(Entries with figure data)
+--

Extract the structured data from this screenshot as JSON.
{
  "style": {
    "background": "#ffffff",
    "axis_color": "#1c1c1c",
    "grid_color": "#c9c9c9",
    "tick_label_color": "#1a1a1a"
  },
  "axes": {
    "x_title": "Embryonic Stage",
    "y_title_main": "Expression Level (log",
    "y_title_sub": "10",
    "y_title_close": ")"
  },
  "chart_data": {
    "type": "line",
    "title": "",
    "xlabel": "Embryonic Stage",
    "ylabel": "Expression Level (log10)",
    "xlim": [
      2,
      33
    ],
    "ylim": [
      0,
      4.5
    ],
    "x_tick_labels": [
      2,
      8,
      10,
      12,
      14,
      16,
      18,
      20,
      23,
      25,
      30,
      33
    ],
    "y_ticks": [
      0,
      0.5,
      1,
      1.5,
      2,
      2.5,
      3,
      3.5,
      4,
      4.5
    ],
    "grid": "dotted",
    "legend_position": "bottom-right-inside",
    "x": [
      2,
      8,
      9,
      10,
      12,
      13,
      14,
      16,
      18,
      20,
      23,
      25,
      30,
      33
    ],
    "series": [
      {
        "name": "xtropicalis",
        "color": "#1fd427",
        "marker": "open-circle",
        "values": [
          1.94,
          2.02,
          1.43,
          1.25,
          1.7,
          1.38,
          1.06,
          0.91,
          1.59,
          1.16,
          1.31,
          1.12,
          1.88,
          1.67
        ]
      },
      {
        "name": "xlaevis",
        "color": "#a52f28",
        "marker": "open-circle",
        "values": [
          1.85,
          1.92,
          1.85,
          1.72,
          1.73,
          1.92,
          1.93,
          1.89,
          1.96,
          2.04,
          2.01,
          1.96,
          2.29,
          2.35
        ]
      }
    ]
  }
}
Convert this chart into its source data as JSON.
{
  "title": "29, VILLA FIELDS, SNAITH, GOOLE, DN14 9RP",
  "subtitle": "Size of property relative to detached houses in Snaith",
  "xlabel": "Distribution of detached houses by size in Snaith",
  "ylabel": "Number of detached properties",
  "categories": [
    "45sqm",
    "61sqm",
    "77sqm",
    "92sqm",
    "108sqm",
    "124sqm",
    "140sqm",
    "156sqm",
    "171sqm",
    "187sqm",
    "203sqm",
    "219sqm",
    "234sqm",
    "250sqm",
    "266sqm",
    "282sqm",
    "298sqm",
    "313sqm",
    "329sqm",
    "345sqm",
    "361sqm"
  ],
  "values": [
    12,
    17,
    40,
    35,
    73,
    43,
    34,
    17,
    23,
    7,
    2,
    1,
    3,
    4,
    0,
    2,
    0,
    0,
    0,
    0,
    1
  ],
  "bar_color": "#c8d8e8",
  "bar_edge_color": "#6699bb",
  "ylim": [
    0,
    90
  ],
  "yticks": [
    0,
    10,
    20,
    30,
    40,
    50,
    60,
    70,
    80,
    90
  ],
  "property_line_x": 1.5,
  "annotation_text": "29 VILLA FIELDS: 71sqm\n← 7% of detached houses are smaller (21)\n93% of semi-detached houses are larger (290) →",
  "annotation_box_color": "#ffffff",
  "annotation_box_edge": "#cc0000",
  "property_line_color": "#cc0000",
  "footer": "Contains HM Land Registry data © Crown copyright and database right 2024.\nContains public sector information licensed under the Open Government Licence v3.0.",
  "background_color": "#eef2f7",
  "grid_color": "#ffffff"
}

+--

Required task: Go through the records and print each one exactly.

Written response:
Extract the structured data from this screenshot as JSON.
{
  "style": {
    "background": "#ffffff",
    "axis_color": "#1c1c1c",
    "grid_color": "#c9c9c9",
    "tick_label_color": "#1a1a1a"
  },
  "axes": {
    "x_title": "Embryonic Stage",
    "y_title_main": "Expression Level (log",
    "y_title_sub": "10",
    "y_title_close": ")"
  },
  "chart_data": {
    "type": "line",
    "title": "",
    "xlabel": "Embryonic Stage",
    "ylabel": "Expression Level (log10)",
    "xlim": [
      2,
      33
    ],
    "ylim": [
      0,
      4.5
    ],
    "x_tick_labels": [
      2,
      8,
      10,
      12,
      14,
      16,
      18,
      20,
      23,
      25,
      30,
      33
    ],
    "y_ticks": [
      0,
      0.5,
      1,
      1.5,
      2,
      2.5,
      3,
      3.5,
      4,
      4.5
    ],
    "grid": "dotted",
    "legend_position": "bottom-right-inside",
    "x": [
      2,
      8,
      9,
      10,
      12,
      13,
      14,
      16,
      18,
      20,
      23,
      25,
      30,
      33
    ],
    "series": [
      {
        "name": "xtropicalis",
        "color": "#1fd427",
        "marker": "open-circle",
        "values": [
          1.94,
          2.02,
          1.43,
          1.25,
          1.7,
          1.38,
          1.06,
          0.91,
          1.59,
          1.16,
          1.31,
          1.12,
          1.88,
          1.67
        ]
      },
      {
        "name": "xlaevis",
        "color": "#a52f28",
        "marker": "open-circle",
        "values": [
          1.85,
          1.92,
          1.85,
          1.72,
          1.73,
          1.92,
          1.93,
          1.89,
          1.96,
          2.04,
          2.01,
          1.96,
          2.29,
          2.35
        ]
      }
    ]
  }
}
Convert this chart into its source data as JSON.
{
  "title": "29, VILLA FIELDS, SNAITH, GOOLE, DN14 9RP",
  "subtitle": "Size of property relative to detached houses in Snaith",
  "xlabel": "Distribution of detached houses by size in Snaith",
  "ylabel": "Number of detached properties",
  "categories": [
    "45sqm",
    "61sqm",
    "77sqm",
    "92sqm",
    "108sqm",
    "124sqm",
    "140sqm",
    "156sqm",
    "171sqm",
    "187sqm",
    "203sqm",
    "219sqm",
    "234sqm",
    "250sqm",
    "266sqm",
    "282sqm",
    "298sqm",
    "313sqm",
    "329sqm",
    "345sqm",
    "361sqm"
  ],
  "values": [
    12,
    17,
    40,
    35,
    73,
    43,
    34,
    17,
    23,
    7,
    2,
    1,
    3,
    4,
    0,
    2,
    0,
    0,
    0,
    0,
    1
  ],
  "bar_color": "#c8d8e8",
  "bar_edge_color": "#6699bb",
  "ylim": [
    0,
    90
  ],
  "yticks": [
    0,
    10,
    20,
    30,
    40,
    50,
    60,
    70,
    80,
    90
  ],
  "property_line_x": 1.5,
  "annotation_text": "29 VILLA FIELDS: 71sqm\n← 7% of detached houses are smaller (21)\n93% of semi-detached houses are larger (290) →",
  "annotation_box_color": "#ffffff",
  "annotation_box_edge": "#cc0000",
  "property_line_color": "#cc0000",
  "footer": "Contains HM Land Registry data © Crown copyright and database right 2024.\nContains public sector information licensed under the Open Government Licence v3.0.",
  "background_color": "#eef2f7",
  "grid_color": "#ffffff"
}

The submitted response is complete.